CHALLENGE: In the listing below, identify each line with the word "label" and return those lines.

SUPPLIED MATERIAL:
▬▬▬▬▬▬

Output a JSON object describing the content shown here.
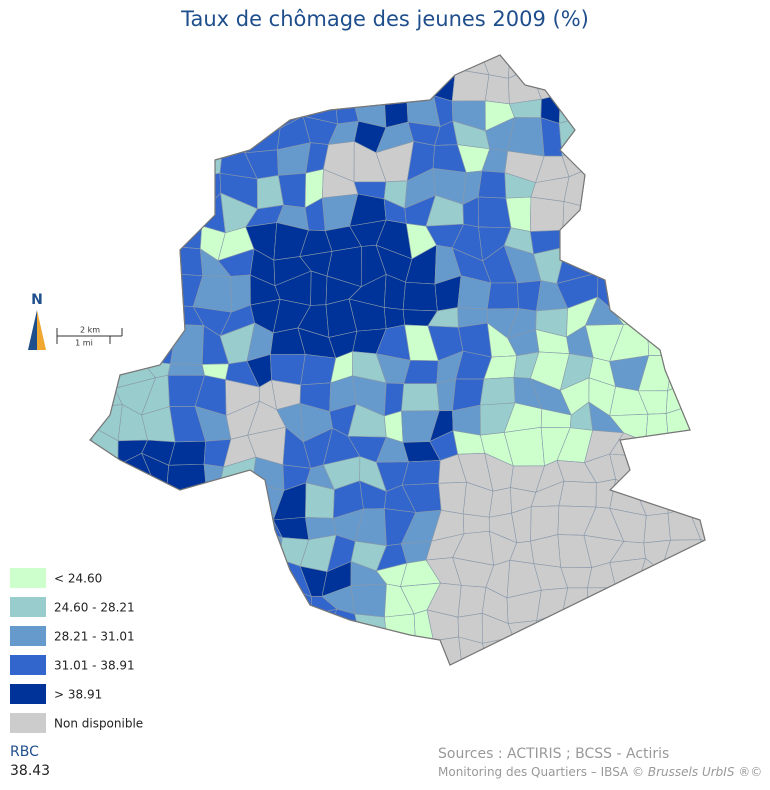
{
  "title": "Taux de chômage des jeunes 2009 (%)",
  "legend": [
    {
      "label": "< 24.60",
      "color": "#ccffcc"
    },
    {
      "label": "24.60 - 28.21",
      "color": "#99cccc"
    },
    {
      "label": "28.21 - 31.01",
      "color": "#6699cc"
    },
    {
      "label": "31.01 - 38.91",
      "color": "#3366cc"
    },
    {
      "label": "> 38.91",
      "color": "#003399"
    },
    {
      "label": "Non disponible",
      "color": "#cccccc"
    }
  ],
  "north": "N",
  "scale": {
    "km": "2 km",
    "mi": "1 mi"
  },
  "region": {
    "label": "RBC",
    "value": 38.43
  },
  "sources": {
    "line1": "Sources : ACTIRIS ; BCSS - Actiris",
    "line2": "Monitoring des Quartiers – IBSA ©",
    "line2_italic": "Brussels UrbIS ®©"
  }
}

▬▬▬▬▬▬

ANSWER TO THE PROBLEM:
      "label": "< 24.60",
      "label": "24.60 - 28.21",
      "label": "28.21 - 31.01",
      "label": "31.01 - 38.91",
      "label": "> 38.91",
      "label": "Non disponible",
    "label": "RBC",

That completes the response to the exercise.